_DIRECTIONS FOR THIS TASK_.
Gather from the material every line that contains the string "available".

=======

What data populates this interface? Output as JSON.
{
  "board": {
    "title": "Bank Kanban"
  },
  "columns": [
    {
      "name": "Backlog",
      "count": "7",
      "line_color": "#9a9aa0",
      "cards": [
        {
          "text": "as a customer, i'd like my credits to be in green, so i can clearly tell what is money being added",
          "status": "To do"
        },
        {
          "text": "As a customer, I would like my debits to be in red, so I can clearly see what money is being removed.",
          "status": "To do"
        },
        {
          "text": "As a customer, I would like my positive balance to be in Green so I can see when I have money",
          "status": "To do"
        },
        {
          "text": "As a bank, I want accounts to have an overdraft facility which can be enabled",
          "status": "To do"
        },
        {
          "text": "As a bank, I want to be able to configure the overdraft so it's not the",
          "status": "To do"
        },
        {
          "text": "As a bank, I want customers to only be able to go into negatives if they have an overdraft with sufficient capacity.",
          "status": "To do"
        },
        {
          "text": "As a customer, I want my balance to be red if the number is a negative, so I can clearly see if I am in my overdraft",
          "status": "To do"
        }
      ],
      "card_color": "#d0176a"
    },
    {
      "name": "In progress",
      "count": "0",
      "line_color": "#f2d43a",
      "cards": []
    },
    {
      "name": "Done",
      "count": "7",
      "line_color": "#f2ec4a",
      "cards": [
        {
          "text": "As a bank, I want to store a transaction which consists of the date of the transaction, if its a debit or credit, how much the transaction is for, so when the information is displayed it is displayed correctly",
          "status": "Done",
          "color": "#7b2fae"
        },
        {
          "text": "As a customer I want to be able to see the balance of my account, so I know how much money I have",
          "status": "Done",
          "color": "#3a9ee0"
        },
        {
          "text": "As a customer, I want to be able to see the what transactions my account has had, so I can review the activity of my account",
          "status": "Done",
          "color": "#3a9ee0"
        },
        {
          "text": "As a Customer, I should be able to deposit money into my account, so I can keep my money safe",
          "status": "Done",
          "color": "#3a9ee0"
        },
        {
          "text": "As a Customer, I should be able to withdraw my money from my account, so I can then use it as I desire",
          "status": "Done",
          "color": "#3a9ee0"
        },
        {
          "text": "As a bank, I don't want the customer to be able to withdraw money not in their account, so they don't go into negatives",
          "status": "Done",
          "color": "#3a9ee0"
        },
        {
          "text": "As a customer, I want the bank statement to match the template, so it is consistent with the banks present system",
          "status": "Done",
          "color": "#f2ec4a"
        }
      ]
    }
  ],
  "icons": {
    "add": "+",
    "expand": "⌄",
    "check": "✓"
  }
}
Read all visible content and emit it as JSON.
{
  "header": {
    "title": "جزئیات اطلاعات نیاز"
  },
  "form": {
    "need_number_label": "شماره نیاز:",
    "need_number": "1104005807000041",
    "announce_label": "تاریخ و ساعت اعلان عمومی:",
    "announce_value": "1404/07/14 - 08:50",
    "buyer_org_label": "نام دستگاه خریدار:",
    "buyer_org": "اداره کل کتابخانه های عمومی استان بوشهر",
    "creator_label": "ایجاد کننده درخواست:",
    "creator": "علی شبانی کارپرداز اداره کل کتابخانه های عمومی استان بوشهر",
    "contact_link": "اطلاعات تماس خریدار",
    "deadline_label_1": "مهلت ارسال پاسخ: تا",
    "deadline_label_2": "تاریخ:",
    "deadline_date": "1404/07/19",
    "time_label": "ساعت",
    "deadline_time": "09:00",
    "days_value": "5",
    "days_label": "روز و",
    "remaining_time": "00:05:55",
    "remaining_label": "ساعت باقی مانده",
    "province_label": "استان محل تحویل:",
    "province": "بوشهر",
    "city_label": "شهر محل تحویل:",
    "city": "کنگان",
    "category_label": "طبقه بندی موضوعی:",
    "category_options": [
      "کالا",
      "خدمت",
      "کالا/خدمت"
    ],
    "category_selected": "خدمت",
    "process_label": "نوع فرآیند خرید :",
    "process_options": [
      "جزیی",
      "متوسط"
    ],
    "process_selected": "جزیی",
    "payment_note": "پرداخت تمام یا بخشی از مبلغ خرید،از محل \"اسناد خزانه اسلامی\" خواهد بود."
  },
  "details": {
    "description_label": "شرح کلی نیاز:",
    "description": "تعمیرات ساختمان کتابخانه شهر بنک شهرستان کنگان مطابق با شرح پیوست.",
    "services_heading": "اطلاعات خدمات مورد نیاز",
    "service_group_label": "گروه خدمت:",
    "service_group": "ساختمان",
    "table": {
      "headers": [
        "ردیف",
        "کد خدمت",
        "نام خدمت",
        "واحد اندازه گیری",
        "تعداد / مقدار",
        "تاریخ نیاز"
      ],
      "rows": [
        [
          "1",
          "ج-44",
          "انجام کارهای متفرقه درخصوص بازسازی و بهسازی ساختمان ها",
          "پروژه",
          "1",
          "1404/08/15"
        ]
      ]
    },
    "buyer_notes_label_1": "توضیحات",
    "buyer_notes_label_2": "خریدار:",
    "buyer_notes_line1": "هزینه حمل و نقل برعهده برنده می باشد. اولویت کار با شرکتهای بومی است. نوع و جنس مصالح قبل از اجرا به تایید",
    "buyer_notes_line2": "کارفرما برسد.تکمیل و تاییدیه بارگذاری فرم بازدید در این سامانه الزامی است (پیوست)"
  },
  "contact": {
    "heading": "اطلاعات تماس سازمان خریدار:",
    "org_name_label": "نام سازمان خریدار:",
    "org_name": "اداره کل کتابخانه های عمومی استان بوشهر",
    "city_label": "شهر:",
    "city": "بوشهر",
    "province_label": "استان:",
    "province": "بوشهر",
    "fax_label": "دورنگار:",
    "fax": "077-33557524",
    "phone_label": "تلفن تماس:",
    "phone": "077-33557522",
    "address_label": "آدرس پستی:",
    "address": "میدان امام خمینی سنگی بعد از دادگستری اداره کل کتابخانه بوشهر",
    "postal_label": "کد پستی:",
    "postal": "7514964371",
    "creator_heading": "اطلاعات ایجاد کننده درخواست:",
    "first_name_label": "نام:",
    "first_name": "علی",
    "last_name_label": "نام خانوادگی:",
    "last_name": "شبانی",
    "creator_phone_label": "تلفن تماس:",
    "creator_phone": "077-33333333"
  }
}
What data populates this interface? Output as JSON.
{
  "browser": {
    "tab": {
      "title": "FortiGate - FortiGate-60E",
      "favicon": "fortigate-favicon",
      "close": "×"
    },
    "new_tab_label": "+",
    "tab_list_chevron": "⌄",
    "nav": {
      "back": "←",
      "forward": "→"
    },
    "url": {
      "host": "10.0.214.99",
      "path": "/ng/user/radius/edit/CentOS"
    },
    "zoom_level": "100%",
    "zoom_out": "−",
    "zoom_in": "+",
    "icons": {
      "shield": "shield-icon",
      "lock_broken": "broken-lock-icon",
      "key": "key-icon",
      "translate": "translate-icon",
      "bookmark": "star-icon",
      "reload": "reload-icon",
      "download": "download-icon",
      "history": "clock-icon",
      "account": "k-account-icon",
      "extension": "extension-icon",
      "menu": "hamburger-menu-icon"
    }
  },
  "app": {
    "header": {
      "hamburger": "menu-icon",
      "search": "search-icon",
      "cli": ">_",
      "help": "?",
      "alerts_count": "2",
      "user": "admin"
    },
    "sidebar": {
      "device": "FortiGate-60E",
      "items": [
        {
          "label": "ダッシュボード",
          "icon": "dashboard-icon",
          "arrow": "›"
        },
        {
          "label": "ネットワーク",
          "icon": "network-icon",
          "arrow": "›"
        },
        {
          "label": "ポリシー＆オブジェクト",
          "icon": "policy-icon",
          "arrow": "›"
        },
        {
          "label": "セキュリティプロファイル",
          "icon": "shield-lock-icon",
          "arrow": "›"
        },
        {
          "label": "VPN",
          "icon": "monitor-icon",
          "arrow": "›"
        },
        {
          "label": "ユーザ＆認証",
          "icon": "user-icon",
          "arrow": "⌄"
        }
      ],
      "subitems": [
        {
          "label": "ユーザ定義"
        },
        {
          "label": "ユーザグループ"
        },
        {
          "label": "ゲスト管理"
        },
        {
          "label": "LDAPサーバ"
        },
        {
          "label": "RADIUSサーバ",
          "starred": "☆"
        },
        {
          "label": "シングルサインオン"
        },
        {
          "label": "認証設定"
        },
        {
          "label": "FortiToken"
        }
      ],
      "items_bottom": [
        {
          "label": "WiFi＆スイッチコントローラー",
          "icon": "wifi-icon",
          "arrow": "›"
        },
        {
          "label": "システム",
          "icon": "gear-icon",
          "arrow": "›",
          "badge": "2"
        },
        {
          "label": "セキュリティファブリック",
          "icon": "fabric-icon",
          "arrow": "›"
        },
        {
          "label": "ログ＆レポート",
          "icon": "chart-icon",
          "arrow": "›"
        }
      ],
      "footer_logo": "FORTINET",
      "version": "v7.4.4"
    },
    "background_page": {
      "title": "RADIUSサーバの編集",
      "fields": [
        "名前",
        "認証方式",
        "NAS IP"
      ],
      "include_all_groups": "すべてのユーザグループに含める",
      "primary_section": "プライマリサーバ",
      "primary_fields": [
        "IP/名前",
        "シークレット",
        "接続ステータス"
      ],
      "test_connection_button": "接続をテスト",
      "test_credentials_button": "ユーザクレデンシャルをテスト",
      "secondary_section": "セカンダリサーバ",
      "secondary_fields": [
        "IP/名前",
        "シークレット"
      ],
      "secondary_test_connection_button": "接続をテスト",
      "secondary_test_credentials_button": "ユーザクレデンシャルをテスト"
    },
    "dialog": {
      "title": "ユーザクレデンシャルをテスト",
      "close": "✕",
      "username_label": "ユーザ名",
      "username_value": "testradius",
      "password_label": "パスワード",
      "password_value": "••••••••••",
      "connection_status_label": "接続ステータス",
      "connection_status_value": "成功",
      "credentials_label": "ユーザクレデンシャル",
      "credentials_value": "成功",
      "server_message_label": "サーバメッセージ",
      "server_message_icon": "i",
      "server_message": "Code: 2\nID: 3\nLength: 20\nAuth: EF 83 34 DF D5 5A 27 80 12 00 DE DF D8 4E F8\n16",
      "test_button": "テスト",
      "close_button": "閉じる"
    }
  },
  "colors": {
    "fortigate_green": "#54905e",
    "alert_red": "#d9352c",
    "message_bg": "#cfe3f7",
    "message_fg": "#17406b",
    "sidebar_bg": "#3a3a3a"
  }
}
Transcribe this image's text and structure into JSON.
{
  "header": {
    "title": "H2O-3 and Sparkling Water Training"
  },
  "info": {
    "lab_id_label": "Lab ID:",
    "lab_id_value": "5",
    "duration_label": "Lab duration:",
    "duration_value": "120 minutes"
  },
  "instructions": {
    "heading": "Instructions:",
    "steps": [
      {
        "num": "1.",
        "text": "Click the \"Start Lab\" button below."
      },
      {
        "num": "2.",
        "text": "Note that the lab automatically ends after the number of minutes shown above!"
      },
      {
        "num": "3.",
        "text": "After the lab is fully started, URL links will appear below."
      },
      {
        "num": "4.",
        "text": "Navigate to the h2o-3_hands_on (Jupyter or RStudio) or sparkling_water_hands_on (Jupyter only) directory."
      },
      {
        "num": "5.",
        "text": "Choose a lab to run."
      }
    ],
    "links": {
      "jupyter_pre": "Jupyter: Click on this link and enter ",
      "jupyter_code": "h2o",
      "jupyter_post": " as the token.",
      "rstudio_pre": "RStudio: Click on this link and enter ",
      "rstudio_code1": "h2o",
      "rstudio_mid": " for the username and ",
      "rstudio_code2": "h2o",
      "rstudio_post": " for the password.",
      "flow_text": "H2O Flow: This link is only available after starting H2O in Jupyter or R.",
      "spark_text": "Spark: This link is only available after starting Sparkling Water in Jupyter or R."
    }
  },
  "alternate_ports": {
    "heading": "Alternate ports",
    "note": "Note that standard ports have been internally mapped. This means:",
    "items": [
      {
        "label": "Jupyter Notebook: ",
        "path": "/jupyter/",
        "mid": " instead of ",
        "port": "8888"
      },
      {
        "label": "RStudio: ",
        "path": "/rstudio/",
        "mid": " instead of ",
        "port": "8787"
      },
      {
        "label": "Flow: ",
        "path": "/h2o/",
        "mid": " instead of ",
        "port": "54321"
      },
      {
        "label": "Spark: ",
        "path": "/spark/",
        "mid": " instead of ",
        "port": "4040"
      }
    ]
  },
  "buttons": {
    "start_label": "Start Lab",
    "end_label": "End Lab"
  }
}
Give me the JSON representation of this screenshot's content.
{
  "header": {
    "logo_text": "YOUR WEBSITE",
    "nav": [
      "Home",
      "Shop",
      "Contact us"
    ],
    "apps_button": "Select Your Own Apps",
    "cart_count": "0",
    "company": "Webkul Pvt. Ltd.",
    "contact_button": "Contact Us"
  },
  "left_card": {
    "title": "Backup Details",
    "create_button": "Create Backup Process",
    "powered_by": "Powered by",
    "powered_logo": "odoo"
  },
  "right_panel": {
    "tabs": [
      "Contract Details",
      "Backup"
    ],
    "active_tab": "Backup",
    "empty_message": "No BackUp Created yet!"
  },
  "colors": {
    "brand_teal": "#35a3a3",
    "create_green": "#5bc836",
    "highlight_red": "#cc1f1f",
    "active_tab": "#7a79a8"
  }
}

=======

_ANSWER BELOW_.
      "flow_text": "H2O Flow: This link is only available after starting H2O in Jupyter or R.",
      "spark_text": "Spark: This link is only available after starting Sparkling Water in Jupyter or R."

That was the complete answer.